ENTRIES PROVIDED:
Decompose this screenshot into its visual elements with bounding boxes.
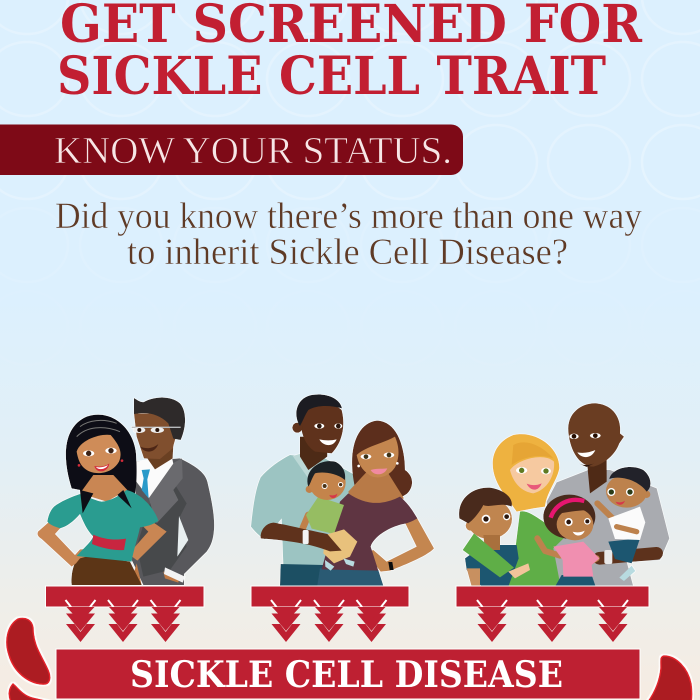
- woman with black hair: [38, 415, 167, 585]
- father's arm: [261, 523, 342, 551]
- man in grey suit: [125, 398, 214, 585]
- background gap by man's arm: [177, 516, 188, 557]
- title: SICKLE CELL TRAIT: [57, 46, 606, 107]
- ring pattern: [0, 0, 700, 365]
- banner: sickle cell disease: [56, 649, 640, 699]
- red bars: [46, 586, 649, 607]
- couple 2 illustration: [251, 394, 434, 586]
- mother with plum top: [317, 421, 434, 586]
- banner: know your status: [0, 124, 463, 175]
- blonde mother: [493, 434, 565, 587]
- baby with green shirt: [303, 461, 357, 571]
- couple 1 illustration: [38, 398, 214, 585]
- girl with pink dress: [537, 495, 599, 587]
- question text: [55, 196, 642, 273]
- question text: to inherit Sickle Cell Disease?: [127, 232, 568, 273]
- older boy: [459, 488, 519, 587]
- family 3 illustration: [459, 403, 669, 587]
- toddler in white shirt: [597, 467, 650, 581]
- mother's green arm: [463, 533, 530, 578]
- sickle cells: [7, 618, 692, 700]
- father with teal shirt: [251, 394, 360, 586]
- banner: sickle cell disease: SICKLE CELL DISEASE: [130, 654, 563, 696]
- bald father: [547, 403, 669, 587]
- title: [57, 0, 643, 107]
- chevron arrows: [66, 600, 628, 642]
- question text: Did you know there’s more than one way: [55, 196, 642, 237]
- banner: know your status: KNOW YOUR STATUS.: [54, 130, 452, 172]
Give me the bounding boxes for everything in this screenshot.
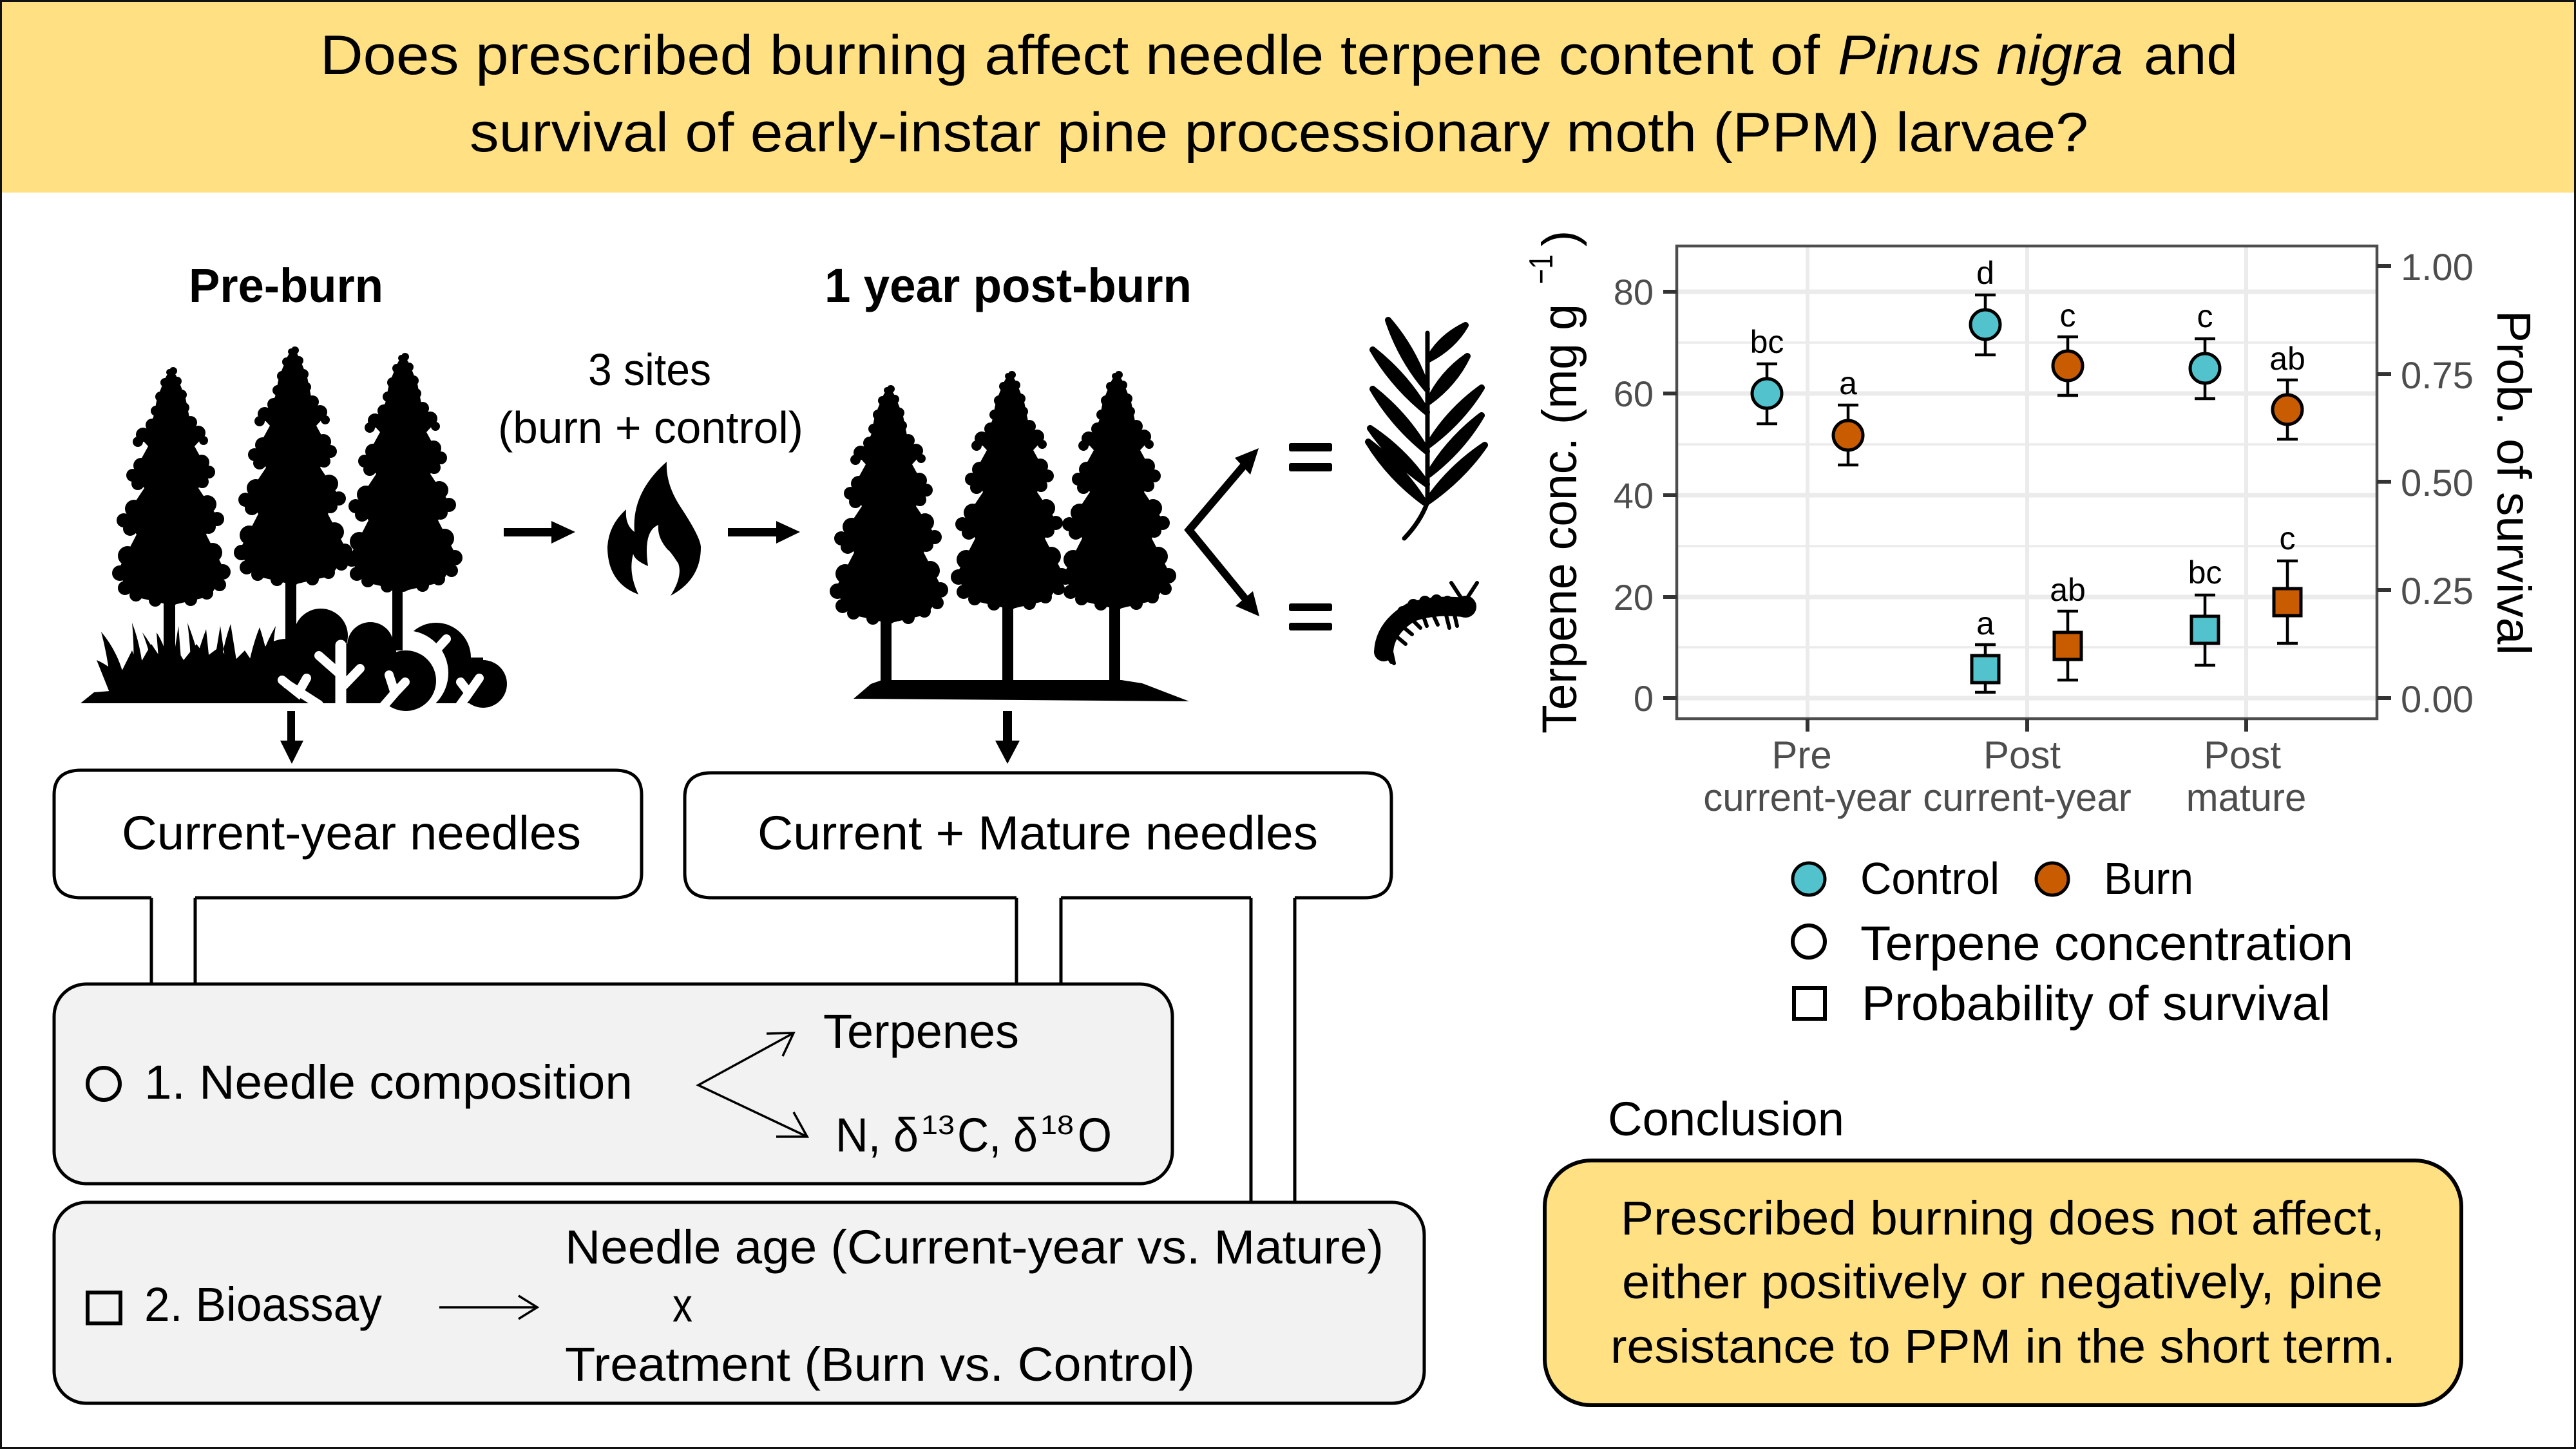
right axis labels: 0.50 xyxy=(2401,462,2474,504)
significance letters: c xyxy=(2279,520,2296,556)
title banner: survival of early-instar pine processionary moth (PPM) larvae? xyxy=(470,102,2088,164)
text: 3 sites xyxy=(498,345,803,453)
text: 3 sites: (burn + control) xyxy=(498,402,803,453)
panel: needle composition: Terpenes xyxy=(823,1005,1019,1058)
left axis labels: 80 xyxy=(1614,272,1654,312)
icon: caterpillar larva xyxy=(1384,583,1477,663)
left axis title: −1 xyxy=(1523,254,1560,284)
panel: needle composition: 18 xyxy=(1040,1110,1074,1140)
panel: bioassay xyxy=(54,1202,1424,1403)
heading: 1 year post-burn: 1 year post-burn xyxy=(825,259,1192,312)
chart gridlines and frame xyxy=(1663,246,2391,732)
title banner: and xyxy=(2144,24,2238,86)
significance letters: d xyxy=(1976,255,1994,291)
left axis labels xyxy=(1614,272,1654,719)
arrow: fire to post-burn forest xyxy=(728,521,800,544)
arrows: branching to needle and larva xyxy=(1189,448,1259,616)
x axis labels: current-year xyxy=(1703,776,1912,819)
callout: conclusion xyxy=(1545,1160,2461,1405)
right axis labels: 0.00 xyxy=(2401,679,2474,721)
legend: Terpene concentration xyxy=(1860,916,2353,971)
data points: terpene circles xyxy=(1752,310,2302,450)
significance letters: c xyxy=(2197,298,2213,334)
significance letters: a xyxy=(1839,365,1857,401)
right axis title: Prob. of survival xyxy=(2487,310,2541,655)
connectors between sample boxes and analyses xyxy=(151,895,1295,1204)
title banner: Does prescribed burning affect needle terpene content of xyxy=(320,24,1820,86)
x axis labels: Post xyxy=(1983,734,2061,777)
panel: bioassay: Needle age (Current-year vs. Mature) xyxy=(565,1220,1384,1274)
left axis title: Terpene conc. (mg g xyxy=(1532,304,1587,734)
title banner: Pinus nigra xyxy=(1838,24,2123,86)
arrow: forest to fire xyxy=(504,521,575,544)
legend: Burn xyxy=(2104,853,2193,904)
x axis labels: mature xyxy=(2186,776,2306,819)
icon: flame xyxy=(607,462,701,596)
callout: conclusion: resistance to PPM in the short term. xyxy=(1610,1320,2396,1373)
x axis labels: Pre xyxy=(1771,734,1832,777)
legend: Probability of survival xyxy=(1862,976,2331,1031)
panel: bioassay: Treatment (Burn vs. Control) xyxy=(565,1338,1195,1391)
arrow: pre-burn to needles xyxy=(280,711,303,764)
panel: needle composition xyxy=(54,984,1172,1184)
right axis labels: 1.00 xyxy=(2401,247,2474,289)
right axis labels: 0.25 xyxy=(2401,571,2474,612)
box: current + mature needles xyxy=(685,773,1391,898)
panel: needle composition: C, δ xyxy=(957,1108,1038,1162)
x axis labels xyxy=(1703,734,2306,819)
legend xyxy=(1793,853,2353,1031)
right axis labels: 0.75 xyxy=(2401,355,2474,397)
error bars xyxy=(1757,295,2298,692)
text: 3 sites: 3 sites xyxy=(588,345,711,395)
box: current-year needles: Current-year needles xyxy=(122,806,581,860)
significance letters: c xyxy=(2060,298,2075,334)
x axis labels: current-year xyxy=(1923,776,2132,819)
box: current-year needles xyxy=(54,770,642,898)
left axis labels: 40 xyxy=(1614,475,1654,516)
box: current + mature needles: Current + Mature needles xyxy=(758,806,1318,860)
equals signs xyxy=(1289,443,1332,630)
icon: post-burn forest xyxy=(830,371,1189,701)
significance letters: bc xyxy=(1750,324,1784,360)
panel: bioassay: 2. Bioassay xyxy=(144,1278,382,1331)
right axis labels xyxy=(2401,247,2474,721)
panel: needle composition: N, δ xyxy=(835,1108,919,1162)
legend: Control xyxy=(1860,853,1999,904)
left axis title: ) xyxy=(1532,231,1587,247)
icon: pre-burn forest with grass and shrubs xyxy=(81,346,507,715)
callout: conclusion: Prescribed burning does not affect, xyxy=(1621,1191,2385,1245)
heading: Pre-burn: Pre-burn xyxy=(189,259,383,312)
x axis labels: Post xyxy=(2204,734,2281,777)
significance letters: ab xyxy=(2269,341,2305,377)
panel: needle composition: 1. Needle composition xyxy=(144,1056,633,1109)
panel: needle composition: O xyxy=(1078,1108,1112,1162)
title banner xyxy=(2,2,2574,193)
significance letters: a xyxy=(1976,605,1994,641)
callout: conclusion: either positively or negatively, pine xyxy=(1622,1255,2383,1309)
significance letters: bc xyxy=(2188,554,2222,591)
left axis labels: 0 xyxy=(1634,678,1654,719)
left axis labels: 20 xyxy=(1614,577,1654,618)
significance letters xyxy=(1750,255,2305,641)
icon: pine needle sprig xyxy=(1368,320,1485,538)
chart: terpene concentration and probability of survival xyxy=(1523,231,2541,819)
data points: survival squares xyxy=(1972,589,2301,683)
significance letters: ab xyxy=(2050,572,2086,608)
left axis labels: 60 xyxy=(1614,374,1654,414)
panel: bioassay: x xyxy=(673,1278,692,1332)
arrow: post-burn to needles xyxy=(995,711,1020,764)
panel: needle composition: 13 xyxy=(921,1110,955,1140)
heading: conclusion: Conclusion xyxy=(1608,1092,1844,1146)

WHAT IS NEEDED: Please work out how many lines above carry "conclusion", writing only the result.

ANSWER SPACE: 5